(Figure contents as structured data)
-------------------------

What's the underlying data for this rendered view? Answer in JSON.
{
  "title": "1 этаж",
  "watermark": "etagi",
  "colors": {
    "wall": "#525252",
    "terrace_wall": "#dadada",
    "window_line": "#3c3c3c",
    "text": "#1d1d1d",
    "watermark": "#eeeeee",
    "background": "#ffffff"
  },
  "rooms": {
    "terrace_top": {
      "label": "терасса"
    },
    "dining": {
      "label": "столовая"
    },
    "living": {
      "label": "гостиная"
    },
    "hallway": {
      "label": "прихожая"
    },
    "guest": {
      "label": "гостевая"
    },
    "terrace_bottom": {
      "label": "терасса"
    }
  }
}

-------------------------

What the task requires
Print out all the entries precisely as written.

The result
What's the underlying data for this rendered view? Answer in JSON.
{
  "title": "1 этаж",
  "watermark": "etagi",
  "colors": {
    "wall": "#525252",
    "terrace_wall": "#dadada",
    "window_line": "#3c3c3c",
    "text": "#1d1d1d",
    "watermark": "#eeeeee",
    "background": "#ffffff"
  },
  "rooms": {
    "terrace_top": {
      "label": "терасса"
    },
    "dining": {
      "label": "столовая"
    },
    "living": {
      "label": "гостиная"
    },
    "hallway": {
      "label": "прихожая"
    },
    "guest": {
      "label": "гостевая"
    },
    "terrace_bottom": {
      "label": "терасса"
    }
  }
}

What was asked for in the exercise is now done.